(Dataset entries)
--- START ---

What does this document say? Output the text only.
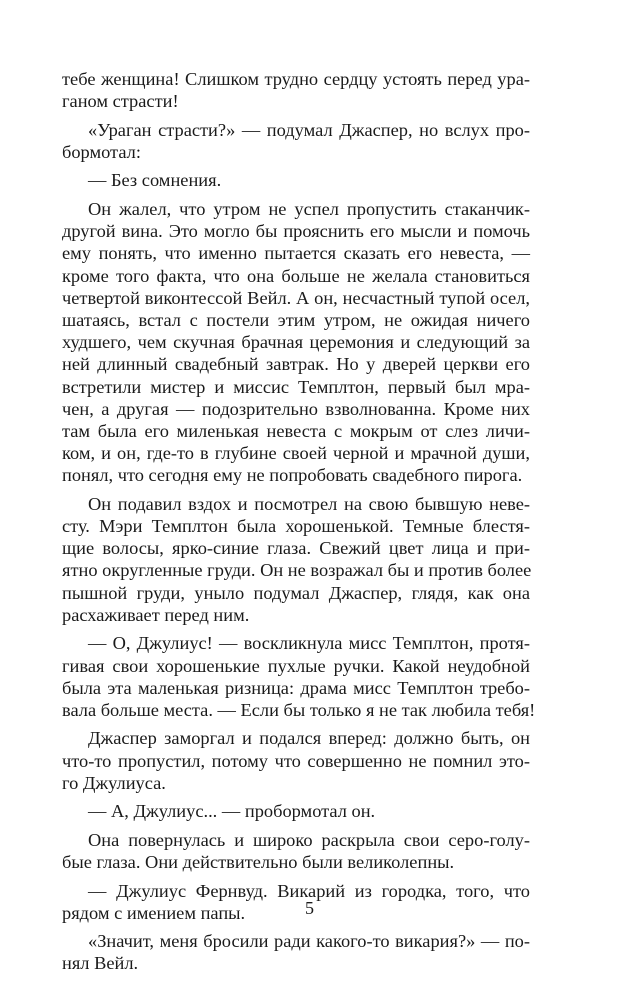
тебе женщина! Слишком трудно сердцу устоять перед ура-
ганом страсти!

«Ураган страсти?» — подумал Джаспер, но вслух про-
бормотал:

— Без сомнения.

Он жалел, что утром не успел пропустить стаканчик-
другой вина. Это могло бы прояснить его мысли и помочь
ему понять, что именно пытается сказать его невеста, —
кроме того факта, что она больше не желала становиться
четвертой виконтессой Вейл. А он, несчастный тупой осел,
шатаясь, встал с постели этим утром, не ожидая ничего
худшего, чем скучная брачная церемония и следующий за
ней длинный свадебный завтрак. Но у дверей церкви его
встретили мистер и миссис Темплтон, первый был мра-
чен, а другая — подозрительно взволнованна. Кроме них
там была его миленькая невеста с мокрым от слез личи-
ком, и он, где-то в глубине своей черной и мрачной души,
понял, что сегодня ему не попробовать свадебного пирога.

Он подавил вздох и посмотрел на свою бывшую неве-
сту. Мэри Темплтон была хорошенькой. Темные блестя-
щие волосы, ярко-синие глаза. Свежий цвет лица и при-
ятно округленные груди. Он не возражал бы и против более
пышной груди, уныло подумал Джаспер, глядя, как она
расхаживает перед ним.

— О, Джулиус! — воскликнула мисс Темплтон, протя-
гивая свои хорошенькие пухлые ручки. Какой неудобной
была эта маленькая ризница: драма мисс Темплтон требо-
вала больше места. — Если бы только я не так любила тебя!

Джаспер заморгал и подался вперед: должно быть, он
что-то пропустил, потому что совершенно не помнил это-
го Джулиуса.

— А, Джулиус... — пробормотал он.

Она повернулась и широко раскрыла свои серо-голу-
бые глаза. Они действительно были великолепны.

— Джулиус Фернвуд. Викарий из городка, того, что
рядом с имением папы.

«Значит, меня бросили ради какого-то викария?» — по-
нял Вейл.

5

--- END ---

Write out the whole listing again, exactly, with no pictures.

→ Output for this task
What does this document say? Output the text only.
тебе женщина! Слишком трудно сердцу устоять перед ура-
ганом страсти!

«Ураган страсти?» — подумал Джаспер, но вслух про-
бормотал:

— Без сомнения.

Он жалел, что утром не успел пропустить стаканчик-
другой вина. Это могло бы прояснить его мысли и помочь
ему понять, что именно пытается сказать его невеста, —
кроме того факта, что она больше не желала становиться
четвертой виконтессой Вейл. А он, несчастный тупой осел,
шатаясь, встал с постели этим утром, не ожидая ничего
худшего, чем скучная брачная церемония и следующий за
ней длинный свадебный завтрак. Но у дверей церкви его
встретили мистер и миссис Темплтон, первый был мра-
чен, а другая — подозрительно взволнованна. Кроме них
там была его миленькая невеста с мокрым от слез личи-
ком, и он, где-то в глубине своей черной и мрачной души,
понял, что сегодня ему не попробовать свадебного пирога.

Он подавил вздох и посмотрел на свою бывшую неве-
сту. Мэри Темплтон была хорошенькой. Темные блестя-
щие волосы, ярко-синие глаза. Свежий цвет лица и при-
ятно округленные груди. Он не возражал бы и против более
пышной груди, уныло подумал Джаспер, глядя, как она
расхаживает перед ним.

— О, Джулиус! — воскликнула мисс Темплтон, протя-
гивая свои хорошенькие пухлые ручки. Какой неудобной
была эта маленькая ризница: драма мисс Темплтон требо-
вала больше места. — Если бы только я не так любила тебя!

Джаспер заморгал и подался вперед: должно быть, он
что-то пропустил, потому что совершенно не помнил это-
го Джулиуса.

— А, Джулиус... — пробормотал он.

Она повернулась и широко раскрыла свои серо-голу-
бые глаза. Они действительно были великолепны.

— Джулиус Фернвуд. Викарий из городка, того, что
рядом с имением папы.

«Значит, меня бросили ради какого-то викария?» — по-
нял Вейл.

5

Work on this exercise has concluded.